[Data provided]
+++
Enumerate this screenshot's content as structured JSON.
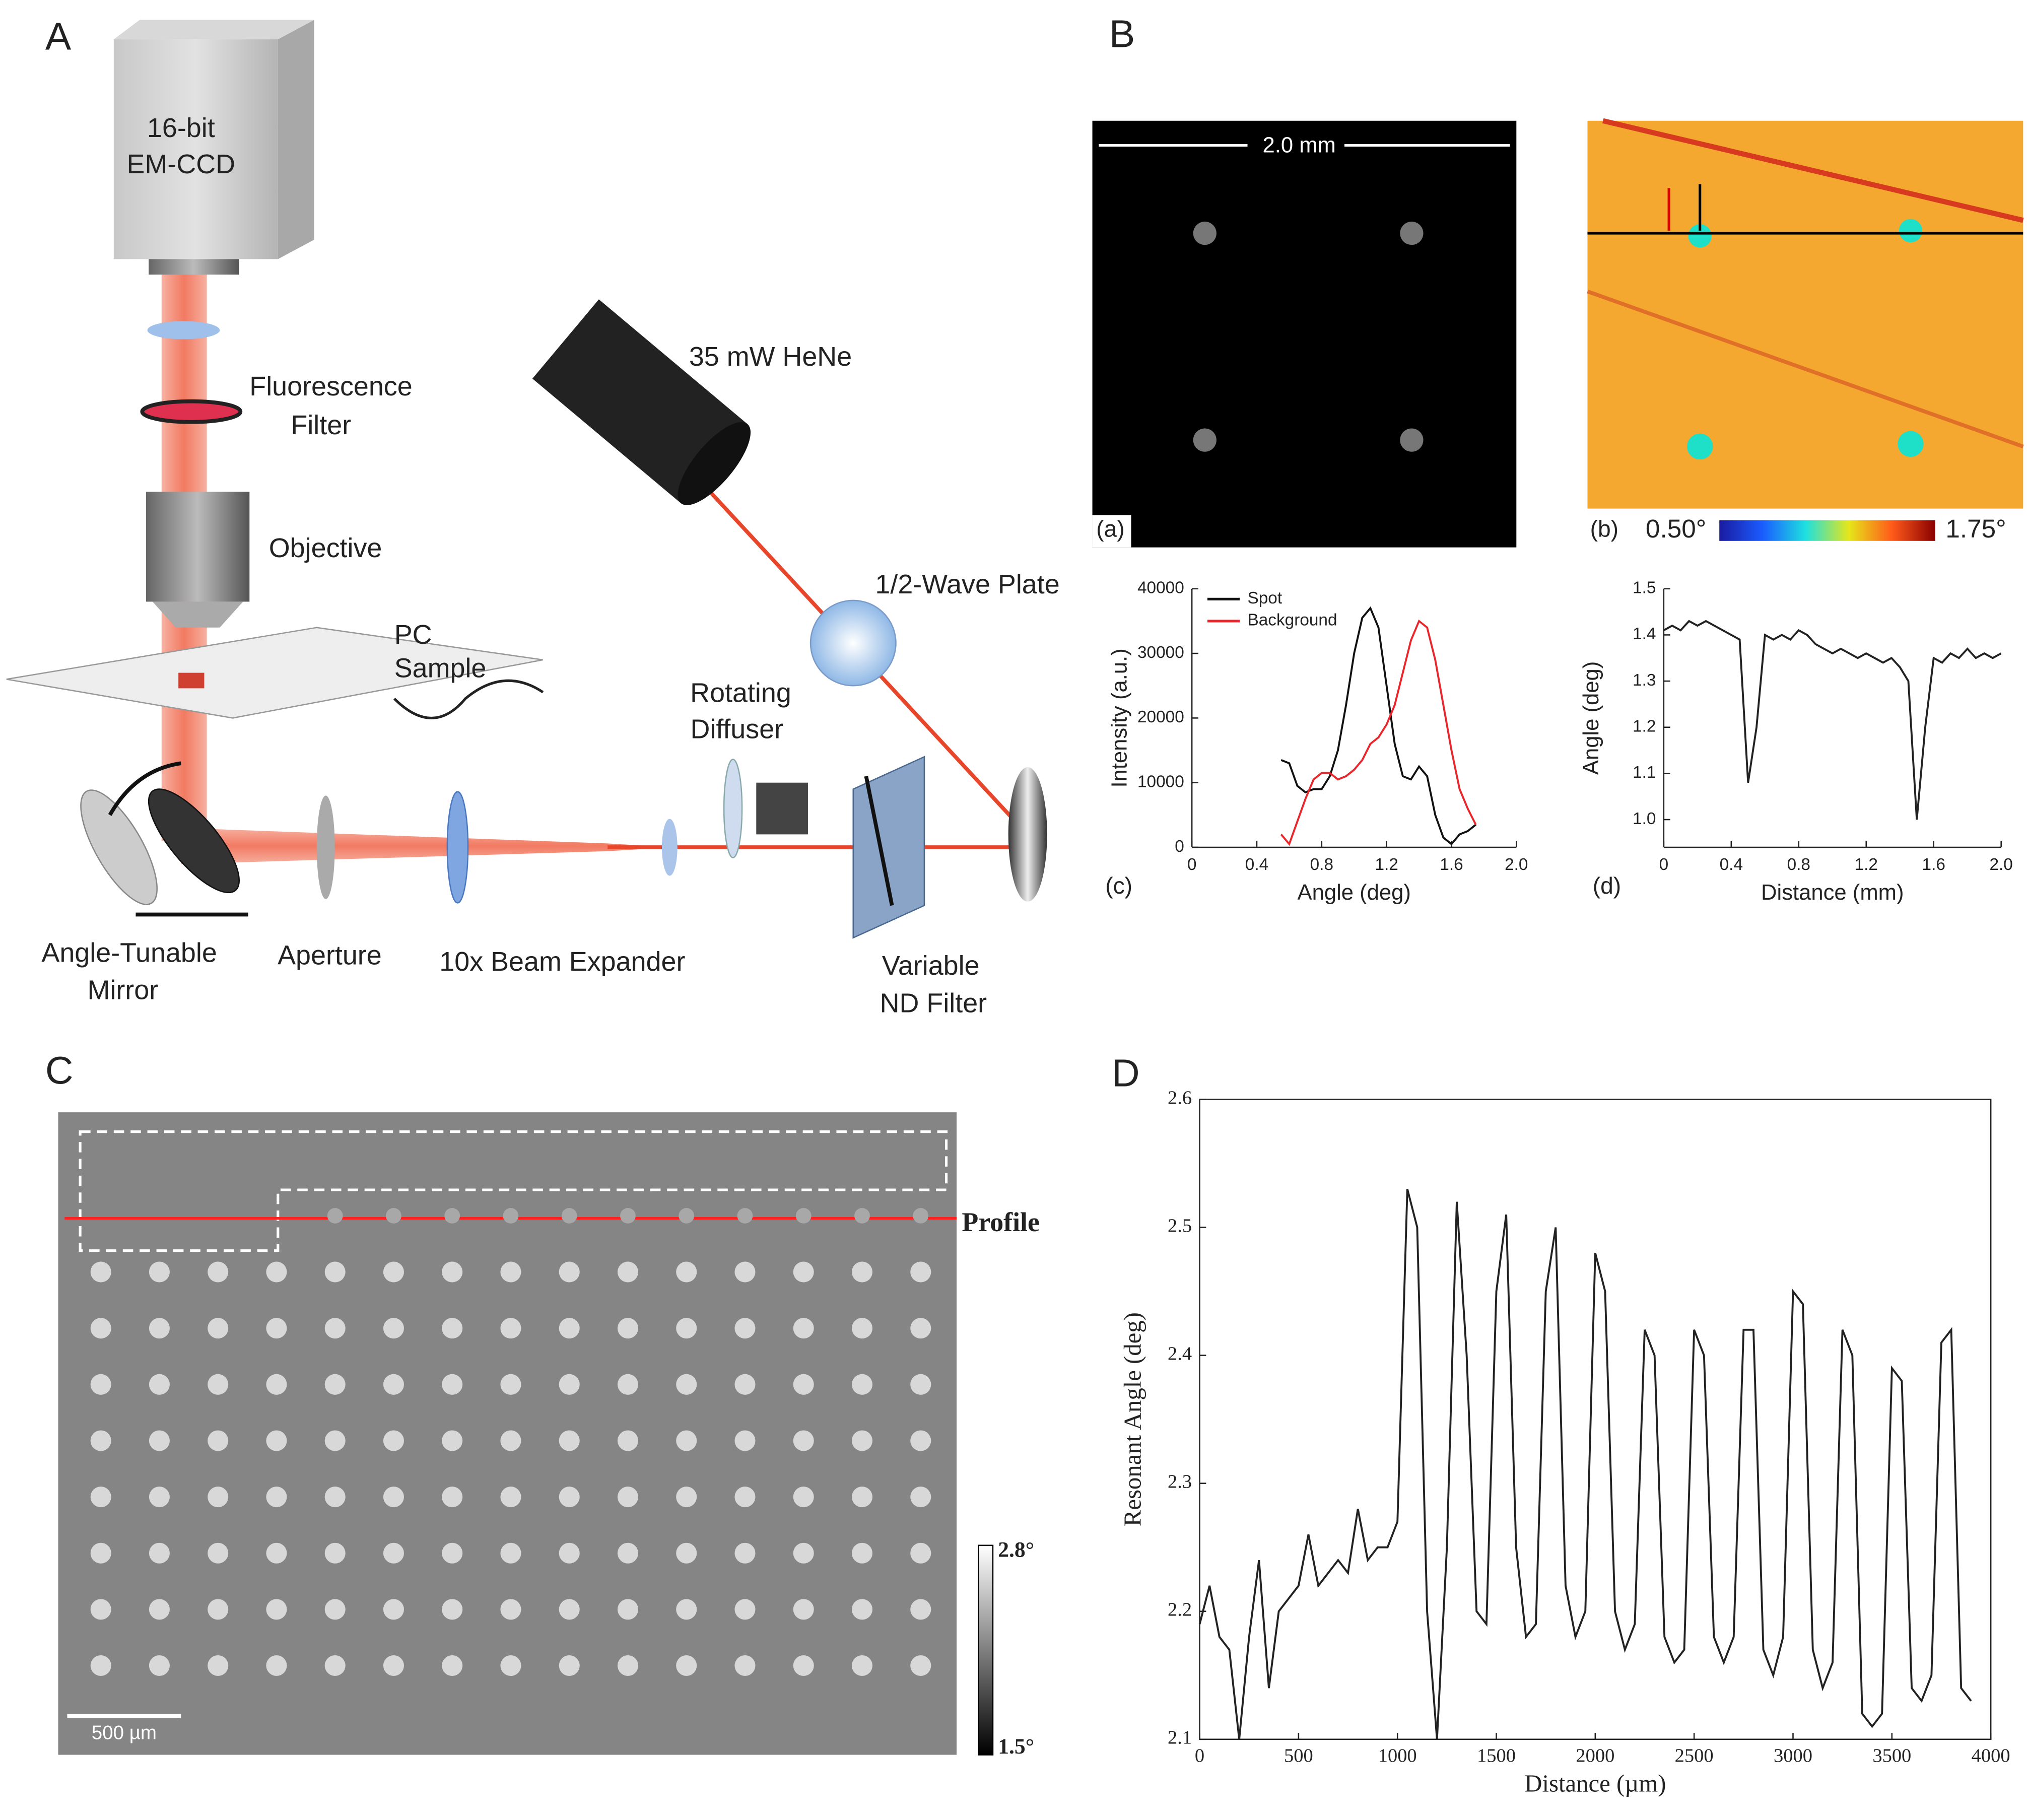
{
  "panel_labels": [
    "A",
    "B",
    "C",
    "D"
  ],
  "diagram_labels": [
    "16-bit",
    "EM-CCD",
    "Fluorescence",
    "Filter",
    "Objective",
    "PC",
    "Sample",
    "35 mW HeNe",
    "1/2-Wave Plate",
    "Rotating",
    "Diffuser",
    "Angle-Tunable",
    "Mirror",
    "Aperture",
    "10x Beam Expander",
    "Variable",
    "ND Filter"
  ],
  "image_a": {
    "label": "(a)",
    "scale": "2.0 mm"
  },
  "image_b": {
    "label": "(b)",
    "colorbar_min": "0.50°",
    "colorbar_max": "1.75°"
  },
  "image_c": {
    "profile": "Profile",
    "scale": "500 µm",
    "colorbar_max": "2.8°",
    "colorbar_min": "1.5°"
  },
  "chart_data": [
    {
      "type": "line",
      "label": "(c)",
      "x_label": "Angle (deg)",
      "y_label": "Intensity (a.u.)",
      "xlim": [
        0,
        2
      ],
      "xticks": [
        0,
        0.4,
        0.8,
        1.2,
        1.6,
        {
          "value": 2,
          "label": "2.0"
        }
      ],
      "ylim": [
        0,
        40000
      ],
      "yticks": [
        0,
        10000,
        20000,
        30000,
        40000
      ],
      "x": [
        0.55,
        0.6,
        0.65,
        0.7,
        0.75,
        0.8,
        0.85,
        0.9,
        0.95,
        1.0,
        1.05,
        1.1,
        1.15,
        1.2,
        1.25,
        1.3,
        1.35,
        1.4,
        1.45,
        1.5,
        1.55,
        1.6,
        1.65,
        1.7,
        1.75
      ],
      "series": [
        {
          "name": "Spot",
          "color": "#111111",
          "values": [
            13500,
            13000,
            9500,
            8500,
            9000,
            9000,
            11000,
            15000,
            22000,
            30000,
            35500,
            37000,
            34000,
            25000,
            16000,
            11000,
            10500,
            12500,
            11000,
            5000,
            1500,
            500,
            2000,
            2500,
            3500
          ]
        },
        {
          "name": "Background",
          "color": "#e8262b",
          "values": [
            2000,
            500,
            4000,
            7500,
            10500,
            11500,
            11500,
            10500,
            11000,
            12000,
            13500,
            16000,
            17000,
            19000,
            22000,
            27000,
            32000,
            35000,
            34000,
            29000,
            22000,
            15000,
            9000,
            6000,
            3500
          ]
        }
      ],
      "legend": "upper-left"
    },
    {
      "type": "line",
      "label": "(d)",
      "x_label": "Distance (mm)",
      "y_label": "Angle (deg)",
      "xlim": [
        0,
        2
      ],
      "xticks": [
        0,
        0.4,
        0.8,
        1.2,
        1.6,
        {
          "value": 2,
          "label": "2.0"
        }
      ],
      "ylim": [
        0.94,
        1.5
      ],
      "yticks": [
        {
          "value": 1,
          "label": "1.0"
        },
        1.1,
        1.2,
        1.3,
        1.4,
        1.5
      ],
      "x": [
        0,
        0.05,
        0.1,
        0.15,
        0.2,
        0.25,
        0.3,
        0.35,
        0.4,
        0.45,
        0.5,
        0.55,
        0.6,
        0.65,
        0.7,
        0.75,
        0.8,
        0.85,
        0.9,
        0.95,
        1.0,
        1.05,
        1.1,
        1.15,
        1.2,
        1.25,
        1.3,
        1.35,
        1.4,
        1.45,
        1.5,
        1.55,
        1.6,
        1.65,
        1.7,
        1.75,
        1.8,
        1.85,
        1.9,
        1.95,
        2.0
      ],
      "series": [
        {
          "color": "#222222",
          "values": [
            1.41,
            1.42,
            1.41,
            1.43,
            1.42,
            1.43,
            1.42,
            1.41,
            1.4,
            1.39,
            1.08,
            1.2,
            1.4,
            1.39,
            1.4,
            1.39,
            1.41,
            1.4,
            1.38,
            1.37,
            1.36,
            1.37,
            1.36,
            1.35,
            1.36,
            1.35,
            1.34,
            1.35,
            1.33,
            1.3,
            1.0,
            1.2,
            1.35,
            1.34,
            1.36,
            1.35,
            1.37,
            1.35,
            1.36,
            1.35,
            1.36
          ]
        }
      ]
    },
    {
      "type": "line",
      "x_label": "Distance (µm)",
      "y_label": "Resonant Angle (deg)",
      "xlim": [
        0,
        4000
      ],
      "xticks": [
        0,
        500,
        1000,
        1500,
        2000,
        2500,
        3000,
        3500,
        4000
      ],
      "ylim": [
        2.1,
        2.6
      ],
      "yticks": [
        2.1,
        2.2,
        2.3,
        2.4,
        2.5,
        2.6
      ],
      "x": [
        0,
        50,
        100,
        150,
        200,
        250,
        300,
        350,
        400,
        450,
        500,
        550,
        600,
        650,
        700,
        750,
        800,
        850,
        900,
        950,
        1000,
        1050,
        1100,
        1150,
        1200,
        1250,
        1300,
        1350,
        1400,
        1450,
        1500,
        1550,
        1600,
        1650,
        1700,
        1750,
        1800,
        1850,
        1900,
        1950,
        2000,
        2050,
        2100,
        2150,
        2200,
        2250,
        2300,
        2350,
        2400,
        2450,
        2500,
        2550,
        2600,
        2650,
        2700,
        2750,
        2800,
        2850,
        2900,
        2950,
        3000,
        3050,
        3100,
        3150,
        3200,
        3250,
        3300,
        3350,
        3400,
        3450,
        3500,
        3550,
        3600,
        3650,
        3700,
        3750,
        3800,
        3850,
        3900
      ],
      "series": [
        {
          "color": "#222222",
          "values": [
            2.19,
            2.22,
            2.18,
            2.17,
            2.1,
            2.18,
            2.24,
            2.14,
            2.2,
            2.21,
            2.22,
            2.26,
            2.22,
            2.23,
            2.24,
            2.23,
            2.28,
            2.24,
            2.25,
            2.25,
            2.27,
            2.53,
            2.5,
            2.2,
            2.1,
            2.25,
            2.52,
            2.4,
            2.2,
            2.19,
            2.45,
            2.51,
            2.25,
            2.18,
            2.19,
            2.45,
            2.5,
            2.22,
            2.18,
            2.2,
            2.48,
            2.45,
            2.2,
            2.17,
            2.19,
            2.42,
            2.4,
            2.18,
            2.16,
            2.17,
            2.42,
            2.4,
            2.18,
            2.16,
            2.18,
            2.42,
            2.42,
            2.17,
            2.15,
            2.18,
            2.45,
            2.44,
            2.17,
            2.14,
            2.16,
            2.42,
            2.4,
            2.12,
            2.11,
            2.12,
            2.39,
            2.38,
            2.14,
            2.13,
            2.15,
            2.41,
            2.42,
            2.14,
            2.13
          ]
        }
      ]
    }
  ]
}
+++
[Instructions for the task]
Leave out the pictures and copy every record above exactly.

[Solution to this problem]
Enumerate this screenshot's content as structured JSON.
{
  "panel_labels": [
    "A",
    "B",
    "C",
    "D"
  ],
  "diagram_labels": [
    "16-bit",
    "EM-CCD",
    "Fluorescence",
    "Filter",
    "Objective",
    "PC",
    "Sample",
    "35 mW HeNe",
    "1/2-Wave Plate",
    "Rotating",
    "Diffuser",
    "Angle-Tunable",
    "Mirror",
    "Aperture",
    "10x Beam Expander",
    "Variable",
    "ND Filter"
  ],
  "image_a": {
    "label": "(a)",
    "scale": "2.0 mm"
  },
  "image_b": {
    "label": "(b)",
    "colorbar_min": "0.50°",
    "colorbar_max": "1.75°"
  },
  "image_c": {
    "profile": "Profile",
    "scale": "500 µm",
    "colorbar_max": "2.8°",
    "colorbar_min": "1.5°"
  },
  "chart_data": [
    {
      "type": "line",
      "label": "(c)",
      "x_label": "Angle (deg)",
      "y_label": "Intensity (a.u.)",
      "xlim": [
        0,
        2
      ],
      "xticks": [
        0,
        0.4,
        0.8,
        1.2,
        1.6,
        {
          "value": 2,
          "label": "2.0"
        }
      ],
      "ylim": [
        0,
        40000
      ],
      "yticks": [
        0,
        10000,
        20000,
        30000,
        40000
      ],
      "x": [
        0.55,
        0.6,
        0.65,
        0.7,
        0.75,
        0.8,
        0.85,
        0.9,
        0.95,
        1.0,
        1.05,
        1.1,
        1.15,
        1.2,
        1.25,
        1.3,
        1.35,
        1.4,
        1.45,
        1.5,
        1.55,
        1.6,
        1.65,
        1.7,
        1.75
      ],
      "series": [
        {
          "name": "Spot",
          "color": "#111111",
          "values": [
            13500,
            13000,
            9500,
            8500,
            9000,
            9000,
            11000,
            15000,
            22000,
            30000,
            35500,
            37000,
            34000,
            25000,
            16000,
            11000,
            10500,
            12500,
            11000,
            5000,
            1500,
            500,
            2000,
            2500,
            3500
          ]
        },
        {
          "name": "Background",
          "color": "#e8262b",
          "values": [
            2000,
            500,
            4000,
            7500,
            10500,
            11500,
            11500,
            10500,
            11000,
            12000,
            13500,
            16000,
            17000,
            19000,
            22000,
            27000,
            32000,
            35000,
            34000,
            29000,
            22000,
            15000,
            9000,
            6000,
            3500
          ]
        }
      ],
      "legend": "upper-left"
    },
    {
      "type": "line",
      "label": "(d)",
      "x_label": "Distance (mm)",
      "y_label": "Angle (deg)",
      "xlim": [
        0,
        2
      ],
      "xticks": [
        0,
        0.4,
        0.8,
        1.2,
        1.6,
        {
          "value": 2,
          "label": "2.0"
        }
      ],
      "ylim": [
        0.94,
        1.5
      ],
      "yticks": [
        {
          "value": 1,
          "label": "1.0"
        },
        1.1,
        1.2,
        1.3,
        1.4,
        1.5
      ],
      "x": [
        0,
        0.05,
        0.1,
        0.15,
        0.2,
        0.25,
        0.3,
        0.35,
        0.4,
        0.45,
        0.5,
        0.55,
        0.6,
        0.65,
        0.7,
        0.75,
        0.8,
        0.85,
        0.9,
        0.95,
        1.0,
        1.05,
        1.1,
        1.15,
        1.2,
        1.25,
        1.3,
        1.35,
        1.4,
        1.45,
        1.5,
        1.55,
        1.6,
        1.65,
        1.7,
        1.75,
        1.8,
        1.85,
        1.9,
        1.95,
        2.0
      ],
      "series": [
        {
          "color": "#222222",
          "values": [
            1.41,
            1.42,
            1.41,
            1.43,
            1.42,
            1.43,
            1.42,
            1.41,
            1.4,
            1.39,
            1.08,
            1.2,
            1.4,
            1.39,
            1.4,
            1.39,
            1.41,
            1.4,
            1.38,
            1.37,
            1.36,
            1.37,
            1.36,
            1.35,
            1.36,
            1.35,
            1.34,
            1.35,
            1.33,
            1.3,
            1.0,
            1.2,
            1.35,
            1.34,
            1.36,
            1.35,
            1.37,
            1.35,
            1.36,
            1.35,
            1.36
          ]
        }
      ]
    },
    {
      "type": "line",
      "x_label": "Distance (µm)",
      "y_label": "Resonant Angle (deg)",
      "xlim": [
        0,
        4000
      ],
      "xticks": [
        0,
        500,
        1000,
        1500,
        2000,
        2500,
        3000,
        3500,
        4000
      ],
      "ylim": [
        2.1,
        2.6
      ],
      "yticks": [
        2.1,
        2.2,
        2.3,
        2.4,
        2.5,
        2.6
      ],
      "x": [
        0,
        50,
        100,
        150,
        200,
        250,
        300,
        350,
        400,
        450,
        500,
        550,
        600,
        650,
        700,
        750,
        800,
        850,
        900,
        950,
        1000,
        1050,
        1100,
        1150,
        1200,
        1250,
        1300,
        1350,
        1400,
        1450,
        1500,
        1550,
        1600,
        1650,
        1700,
        1750,
        1800,
        1850,
        1900,
        1950,
        2000,
        2050,
        2100,
        2150,
        2200,
        2250,
        2300,
        2350,
        2400,
        2450,
        2500,
        2550,
        2600,
        2650,
        2700,
        2750,
        2800,
        2850,
        2900,
        2950,
        3000,
        3050,
        3100,
        3150,
        3200,
        3250,
        3300,
        3350,
        3400,
        3450,
        3500,
        3550,
        3600,
        3650,
        3700,
        3750,
        3800,
        3850,
        3900
      ],
      "series": [
        {
          "color": "#222222",
          "values": [
            2.19,
            2.22,
            2.18,
            2.17,
            2.1,
            2.18,
            2.24,
            2.14,
            2.2,
            2.21,
            2.22,
            2.26,
            2.22,
            2.23,
            2.24,
            2.23,
            2.28,
            2.24,
            2.25,
            2.25,
            2.27,
            2.53,
            2.5,
            2.2,
            2.1,
            2.25,
            2.52,
            2.4,
            2.2,
            2.19,
            2.45,
            2.51,
            2.25,
            2.18,
            2.19,
            2.45,
            2.5,
            2.22,
            2.18,
            2.2,
            2.48,
            2.45,
            2.2,
            2.17,
            2.19,
            2.42,
            2.4,
            2.18,
            2.16,
            2.17,
            2.42,
            2.4,
            2.18,
            2.16,
            2.18,
            2.42,
            2.42,
            2.17,
            2.15,
            2.18,
            2.45,
            2.44,
            2.17,
            2.14,
            2.16,
            2.42,
            2.4,
            2.12,
            2.11,
            2.12,
            2.39,
            2.38,
            2.14,
            2.13,
            2.15,
            2.41,
            2.42,
            2.14,
            2.13
          ]
        }
      ]
    }
  ]
}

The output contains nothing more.